## PROBLEM DESCRIPTION
Please copy all the lines that follow, word for word.
--- START OF RAW RECORDS ---
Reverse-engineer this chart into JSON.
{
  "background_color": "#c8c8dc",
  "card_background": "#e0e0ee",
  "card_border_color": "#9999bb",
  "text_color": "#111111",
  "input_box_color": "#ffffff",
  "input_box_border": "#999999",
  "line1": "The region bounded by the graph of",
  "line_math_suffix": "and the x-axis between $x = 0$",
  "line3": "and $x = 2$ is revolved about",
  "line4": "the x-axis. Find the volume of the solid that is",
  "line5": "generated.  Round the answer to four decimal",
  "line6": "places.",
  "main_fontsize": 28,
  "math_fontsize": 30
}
--- END OF RAW RECORDS ---
## EXPECTED ANSWER
Reverse-engineer this chart into JSON.
{
  "background_color": "#c8c8dc",
  "card_background": "#e0e0ee",
  "card_border_color": "#9999bb",
  "text_color": "#111111",
  "input_box_color": "#ffffff",
  "input_box_border": "#999999",
  "line1": "The region bounded by the graph of",
  "line_math_suffix": "and the x-axis between $x = 0$",
  "line3": "and $x = 2$ is revolved about",
  "line4": "the x-axis. Find the volume of the solid that is",
  "line5": "generated.  Round the answer to four decimal",
  "line6": "places.",
  "main_fontsize": 28,
  "math_fontsize": 30
}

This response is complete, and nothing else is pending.